Chart and figure data
[BEGIN]

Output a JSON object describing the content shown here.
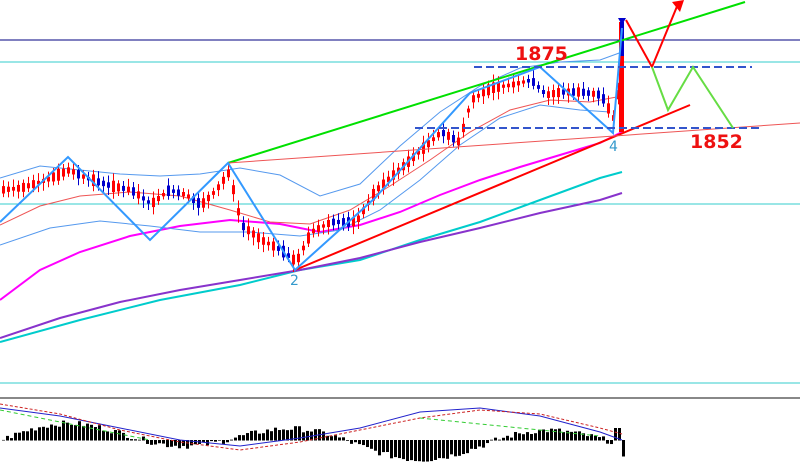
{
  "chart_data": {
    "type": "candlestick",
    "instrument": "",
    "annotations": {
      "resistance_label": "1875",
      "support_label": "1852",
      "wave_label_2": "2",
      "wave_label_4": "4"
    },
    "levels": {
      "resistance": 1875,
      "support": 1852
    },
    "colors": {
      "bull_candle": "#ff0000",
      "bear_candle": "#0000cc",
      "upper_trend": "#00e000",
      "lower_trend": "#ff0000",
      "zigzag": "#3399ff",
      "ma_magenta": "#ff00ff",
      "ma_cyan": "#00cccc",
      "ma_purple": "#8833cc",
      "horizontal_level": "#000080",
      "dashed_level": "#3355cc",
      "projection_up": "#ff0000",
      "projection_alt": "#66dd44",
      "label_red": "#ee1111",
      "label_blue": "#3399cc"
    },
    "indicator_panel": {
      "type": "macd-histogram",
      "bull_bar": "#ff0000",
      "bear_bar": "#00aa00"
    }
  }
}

[END]

| Task description |
Give back the whole listing as it stands, minus its pictures.

| Task solution |
Output a JSON object describing the content shown here.
{
  "chart_data": {
    "type": "candlestick",
    "instrument": "",
    "annotations": {
      "resistance_label": "1875",
      "support_label": "1852",
      "wave_label_2": "2",
      "wave_label_4": "4"
    },
    "levels": {
      "resistance": 1875,
      "support": 1852
    },
    "colors": {
      "bull_candle": "#ff0000",
      "bear_candle": "#0000cc",
      "upper_trend": "#00e000",
      "lower_trend": "#ff0000",
      "zigzag": "#3399ff",
      "ma_magenta": "#ff00ff",
      "ma_cyan": "#00cccc",
      "ma_purple": "#8833cc",
      "horizontal_level": "#000080",
      "dashed_level": "#3355cc",
      "projection_up": "#ff0000",
      "projection_alt": "#66dd44",
      "label_red": "#ee1111",
      "label_blue": "#3399cc"
    },
    "indicator_panel": {
      "type": "macd-histogram",
      "bull_bar": "#ff0000",
      "bear_bar": "#00aa00"
    }
  }
}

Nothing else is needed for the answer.